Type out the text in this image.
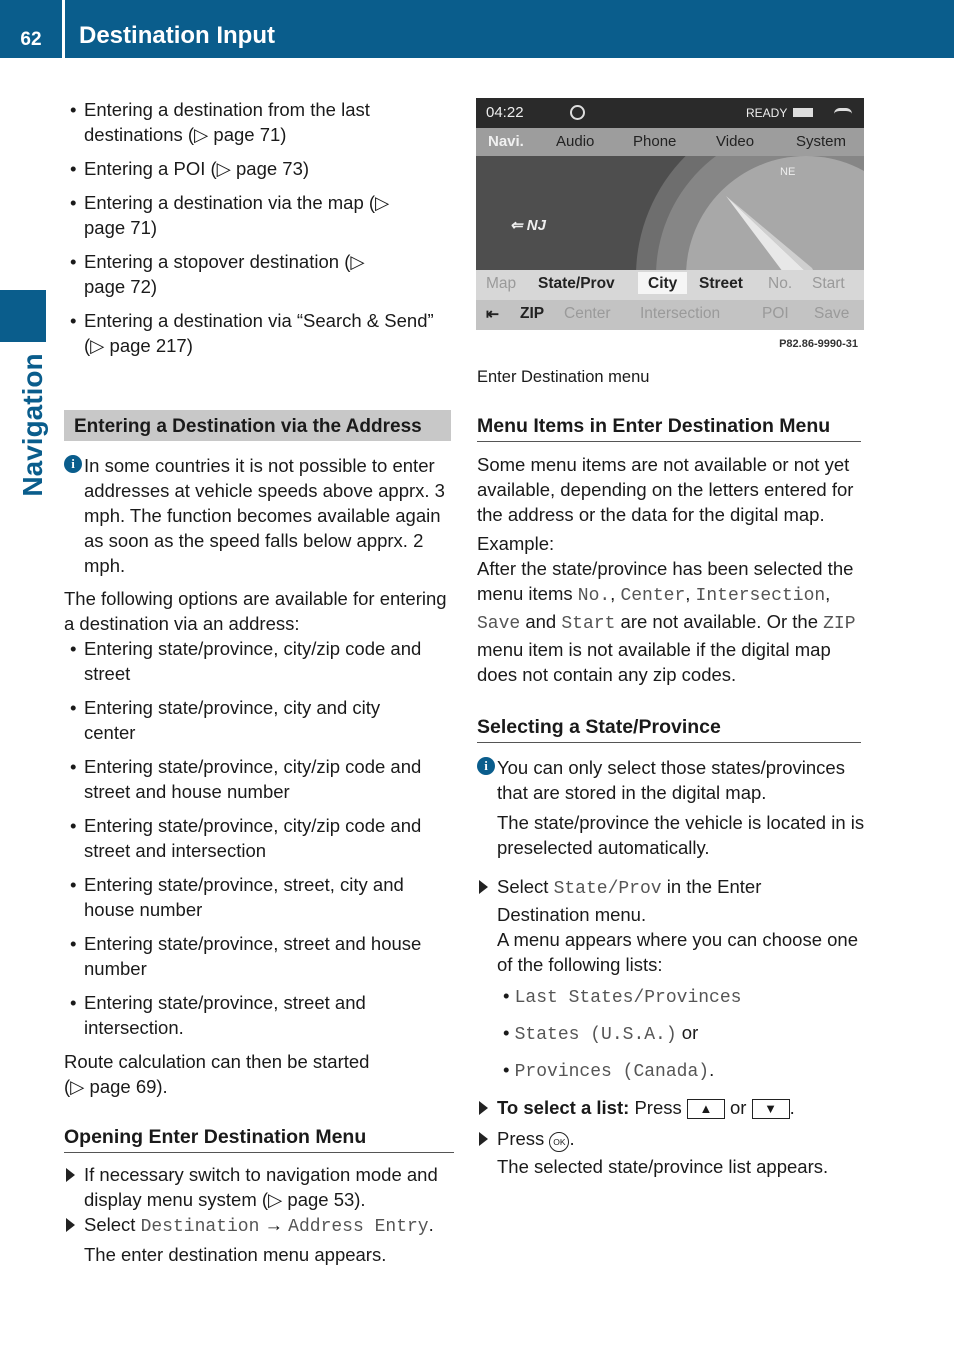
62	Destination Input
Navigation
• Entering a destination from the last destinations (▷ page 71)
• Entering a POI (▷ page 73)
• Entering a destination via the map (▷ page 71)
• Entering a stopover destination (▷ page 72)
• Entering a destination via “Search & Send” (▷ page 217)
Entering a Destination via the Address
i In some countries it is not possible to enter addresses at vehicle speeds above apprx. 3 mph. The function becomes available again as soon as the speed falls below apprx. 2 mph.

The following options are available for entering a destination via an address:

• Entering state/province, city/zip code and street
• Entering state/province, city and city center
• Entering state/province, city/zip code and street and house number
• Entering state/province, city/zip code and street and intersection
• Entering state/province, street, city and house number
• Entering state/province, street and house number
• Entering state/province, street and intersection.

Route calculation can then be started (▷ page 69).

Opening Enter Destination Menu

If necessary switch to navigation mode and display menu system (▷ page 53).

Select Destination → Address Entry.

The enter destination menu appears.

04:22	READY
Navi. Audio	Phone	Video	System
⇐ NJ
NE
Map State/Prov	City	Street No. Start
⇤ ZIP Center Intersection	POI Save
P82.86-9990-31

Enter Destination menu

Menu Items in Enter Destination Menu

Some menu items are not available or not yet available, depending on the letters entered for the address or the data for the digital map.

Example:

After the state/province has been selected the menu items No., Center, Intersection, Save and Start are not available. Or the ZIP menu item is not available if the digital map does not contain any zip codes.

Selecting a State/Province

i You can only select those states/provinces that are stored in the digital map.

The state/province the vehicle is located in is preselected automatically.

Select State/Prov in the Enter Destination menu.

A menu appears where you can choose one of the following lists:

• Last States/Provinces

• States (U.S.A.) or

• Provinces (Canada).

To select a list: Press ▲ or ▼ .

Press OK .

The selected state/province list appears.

----

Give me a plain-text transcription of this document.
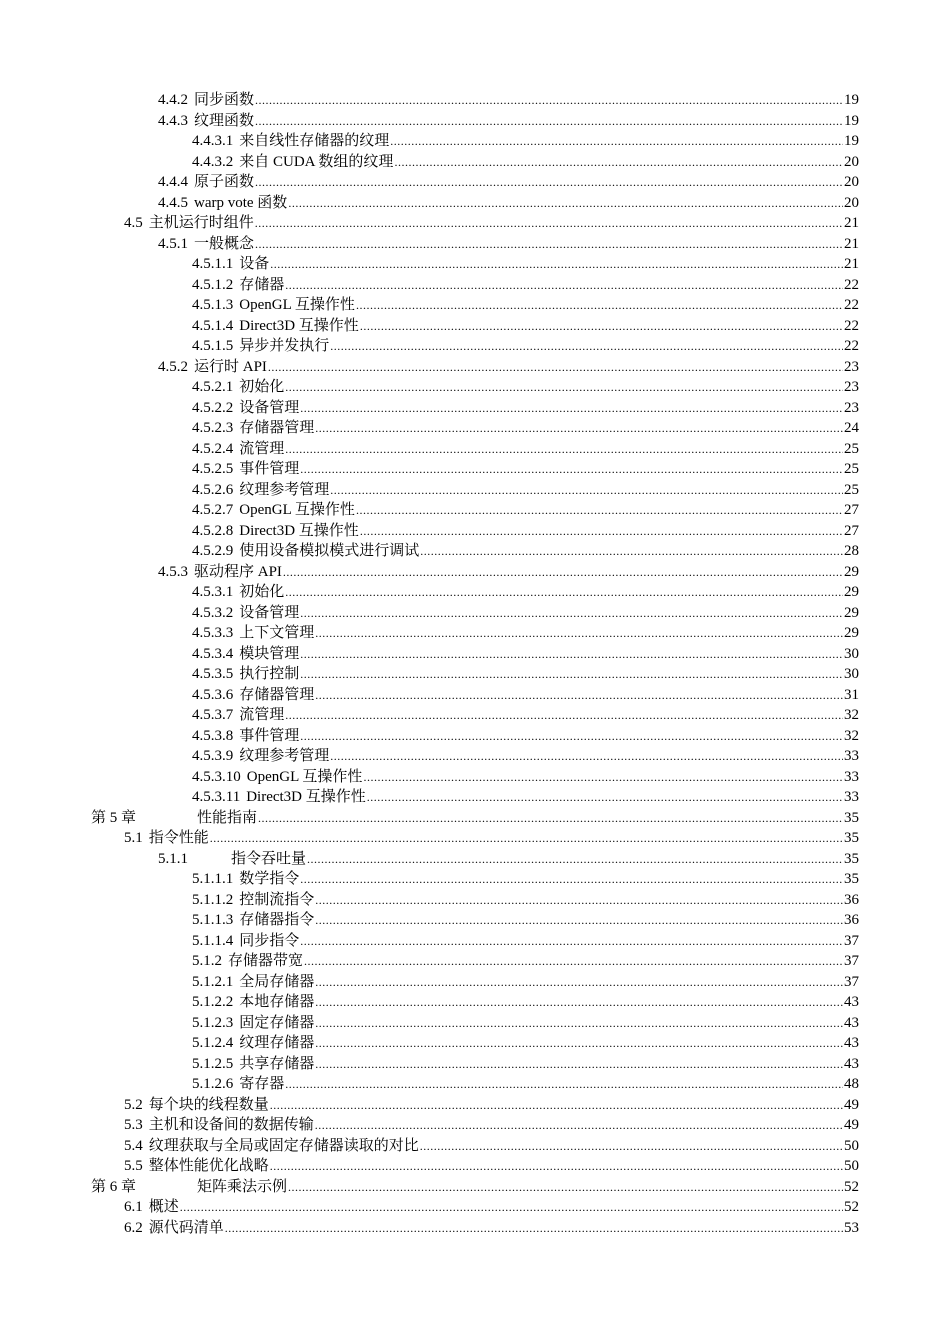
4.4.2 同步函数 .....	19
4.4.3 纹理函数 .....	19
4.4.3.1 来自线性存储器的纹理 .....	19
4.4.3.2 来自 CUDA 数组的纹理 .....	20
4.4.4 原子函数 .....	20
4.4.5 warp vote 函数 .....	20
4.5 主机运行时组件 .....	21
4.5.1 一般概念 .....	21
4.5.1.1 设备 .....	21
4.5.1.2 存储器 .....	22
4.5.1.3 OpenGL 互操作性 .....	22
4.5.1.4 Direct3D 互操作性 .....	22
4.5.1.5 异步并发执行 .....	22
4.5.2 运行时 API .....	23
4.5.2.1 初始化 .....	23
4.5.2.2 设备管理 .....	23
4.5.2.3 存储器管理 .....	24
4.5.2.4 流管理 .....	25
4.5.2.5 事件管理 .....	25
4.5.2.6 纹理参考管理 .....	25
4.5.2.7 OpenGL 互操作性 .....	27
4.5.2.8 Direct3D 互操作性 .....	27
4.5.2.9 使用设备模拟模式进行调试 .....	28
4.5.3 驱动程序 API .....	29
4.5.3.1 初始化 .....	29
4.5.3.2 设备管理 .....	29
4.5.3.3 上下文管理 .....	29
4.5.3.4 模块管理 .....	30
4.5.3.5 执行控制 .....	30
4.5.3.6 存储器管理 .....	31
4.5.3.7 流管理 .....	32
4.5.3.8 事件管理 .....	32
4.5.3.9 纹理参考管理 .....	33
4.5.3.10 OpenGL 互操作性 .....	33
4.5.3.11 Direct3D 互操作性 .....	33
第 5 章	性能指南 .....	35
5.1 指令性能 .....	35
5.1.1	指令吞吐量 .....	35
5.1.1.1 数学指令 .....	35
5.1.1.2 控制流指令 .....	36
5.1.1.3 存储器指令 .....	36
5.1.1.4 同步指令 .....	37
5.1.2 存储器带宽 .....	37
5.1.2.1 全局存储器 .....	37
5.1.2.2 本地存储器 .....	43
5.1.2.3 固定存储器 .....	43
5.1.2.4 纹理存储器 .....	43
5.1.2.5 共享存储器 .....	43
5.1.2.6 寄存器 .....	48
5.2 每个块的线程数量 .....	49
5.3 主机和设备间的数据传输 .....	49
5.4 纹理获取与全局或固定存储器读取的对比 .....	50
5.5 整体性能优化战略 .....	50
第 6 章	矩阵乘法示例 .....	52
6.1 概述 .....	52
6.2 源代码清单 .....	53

----

**Set problem**.
Search the entries for the word "available" and gather every line where it appears.

**Written answer**.
i In some countries it is not possible to enter addresses at vehicle speeds above apprx. 3 mph. The function becomes available again as soon as the speed falls below apprx. 2 mph.
The following options are available for entering a destination via an address:
Some menu items are not available or not yet available, depending on the letters entered for the address or the data for the digital map.
After the state/province has been selected the menu items No., Center, Intersection, Save and Start are not available. Or the ZIP menu item is not available if the digital map does not contain any zip codes.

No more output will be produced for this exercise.